# [GIVEN INSTRUCTION]
Scan the entries below and extract each line with the word "event" in it.

### EXTRACTED ENTRIES ###

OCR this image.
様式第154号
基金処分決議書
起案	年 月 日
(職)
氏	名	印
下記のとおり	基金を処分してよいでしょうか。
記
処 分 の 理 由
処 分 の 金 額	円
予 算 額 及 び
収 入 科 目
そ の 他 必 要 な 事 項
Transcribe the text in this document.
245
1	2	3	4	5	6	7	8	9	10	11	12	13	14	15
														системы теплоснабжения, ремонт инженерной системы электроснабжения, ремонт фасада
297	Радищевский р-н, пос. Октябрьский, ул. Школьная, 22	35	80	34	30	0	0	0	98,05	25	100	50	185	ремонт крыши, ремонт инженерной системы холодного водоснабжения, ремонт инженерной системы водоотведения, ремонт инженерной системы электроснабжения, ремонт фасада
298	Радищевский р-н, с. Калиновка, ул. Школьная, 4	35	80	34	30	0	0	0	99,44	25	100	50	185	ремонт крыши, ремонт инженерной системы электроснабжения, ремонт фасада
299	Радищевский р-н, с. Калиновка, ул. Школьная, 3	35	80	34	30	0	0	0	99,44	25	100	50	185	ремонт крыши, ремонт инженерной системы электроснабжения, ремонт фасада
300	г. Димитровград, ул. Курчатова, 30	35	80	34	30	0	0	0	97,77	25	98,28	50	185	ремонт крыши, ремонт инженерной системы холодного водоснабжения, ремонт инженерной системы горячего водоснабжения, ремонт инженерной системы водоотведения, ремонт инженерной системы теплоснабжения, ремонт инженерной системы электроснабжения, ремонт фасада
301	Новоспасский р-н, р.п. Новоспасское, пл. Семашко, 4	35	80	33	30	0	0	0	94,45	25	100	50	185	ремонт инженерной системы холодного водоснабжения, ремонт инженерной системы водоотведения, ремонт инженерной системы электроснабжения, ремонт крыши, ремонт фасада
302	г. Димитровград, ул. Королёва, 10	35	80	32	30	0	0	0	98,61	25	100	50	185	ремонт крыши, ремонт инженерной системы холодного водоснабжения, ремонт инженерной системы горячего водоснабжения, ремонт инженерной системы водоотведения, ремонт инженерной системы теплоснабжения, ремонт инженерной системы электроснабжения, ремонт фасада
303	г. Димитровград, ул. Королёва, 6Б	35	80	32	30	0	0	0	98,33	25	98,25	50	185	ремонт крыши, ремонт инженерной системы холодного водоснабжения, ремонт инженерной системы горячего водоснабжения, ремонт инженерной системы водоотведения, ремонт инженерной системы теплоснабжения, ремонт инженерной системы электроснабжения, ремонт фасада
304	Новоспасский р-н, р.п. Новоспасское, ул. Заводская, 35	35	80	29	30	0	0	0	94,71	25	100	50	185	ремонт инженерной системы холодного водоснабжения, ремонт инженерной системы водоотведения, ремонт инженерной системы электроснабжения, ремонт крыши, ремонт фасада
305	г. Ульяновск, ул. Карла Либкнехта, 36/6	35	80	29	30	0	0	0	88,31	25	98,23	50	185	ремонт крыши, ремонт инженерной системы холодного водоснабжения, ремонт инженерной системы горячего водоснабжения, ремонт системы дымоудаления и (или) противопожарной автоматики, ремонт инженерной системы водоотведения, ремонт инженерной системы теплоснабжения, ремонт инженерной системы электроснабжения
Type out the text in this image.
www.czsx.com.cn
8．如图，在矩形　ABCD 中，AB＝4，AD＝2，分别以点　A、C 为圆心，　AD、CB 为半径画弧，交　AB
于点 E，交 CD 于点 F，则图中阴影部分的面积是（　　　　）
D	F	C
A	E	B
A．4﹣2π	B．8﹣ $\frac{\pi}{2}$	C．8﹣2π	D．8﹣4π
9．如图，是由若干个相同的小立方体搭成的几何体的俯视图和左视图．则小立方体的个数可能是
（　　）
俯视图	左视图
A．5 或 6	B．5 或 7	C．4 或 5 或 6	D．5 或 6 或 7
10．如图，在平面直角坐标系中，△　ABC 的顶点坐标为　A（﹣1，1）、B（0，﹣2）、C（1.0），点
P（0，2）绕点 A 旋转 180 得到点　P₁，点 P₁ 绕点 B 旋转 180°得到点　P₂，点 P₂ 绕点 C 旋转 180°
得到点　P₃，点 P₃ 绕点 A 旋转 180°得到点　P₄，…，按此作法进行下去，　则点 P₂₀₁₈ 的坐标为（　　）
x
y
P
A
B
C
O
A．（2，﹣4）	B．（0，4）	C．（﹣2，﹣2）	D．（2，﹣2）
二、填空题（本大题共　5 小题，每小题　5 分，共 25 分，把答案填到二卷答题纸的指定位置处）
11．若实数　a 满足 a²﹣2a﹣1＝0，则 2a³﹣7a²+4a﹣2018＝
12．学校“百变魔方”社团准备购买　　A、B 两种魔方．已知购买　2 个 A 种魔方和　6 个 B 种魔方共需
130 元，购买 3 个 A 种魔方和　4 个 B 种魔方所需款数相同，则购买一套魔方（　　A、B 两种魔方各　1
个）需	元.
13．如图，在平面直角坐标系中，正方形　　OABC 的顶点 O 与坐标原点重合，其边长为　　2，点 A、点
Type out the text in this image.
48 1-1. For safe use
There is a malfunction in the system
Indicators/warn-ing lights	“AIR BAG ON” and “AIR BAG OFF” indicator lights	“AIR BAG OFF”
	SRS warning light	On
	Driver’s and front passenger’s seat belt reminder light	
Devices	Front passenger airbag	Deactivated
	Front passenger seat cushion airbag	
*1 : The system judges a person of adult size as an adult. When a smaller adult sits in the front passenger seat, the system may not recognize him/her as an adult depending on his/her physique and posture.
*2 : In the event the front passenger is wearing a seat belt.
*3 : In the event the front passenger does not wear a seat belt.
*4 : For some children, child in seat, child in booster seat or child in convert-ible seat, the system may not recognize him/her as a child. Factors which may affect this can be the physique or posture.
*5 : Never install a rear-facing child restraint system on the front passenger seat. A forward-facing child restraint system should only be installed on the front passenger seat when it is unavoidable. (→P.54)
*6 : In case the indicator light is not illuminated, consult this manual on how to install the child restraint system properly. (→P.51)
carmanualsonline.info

###

# [EXERCISE RESPONSE]
*2 : In the event the front passenger is wearing a seat belt.
*3 : In the event the front passenger does not wear a seat belt.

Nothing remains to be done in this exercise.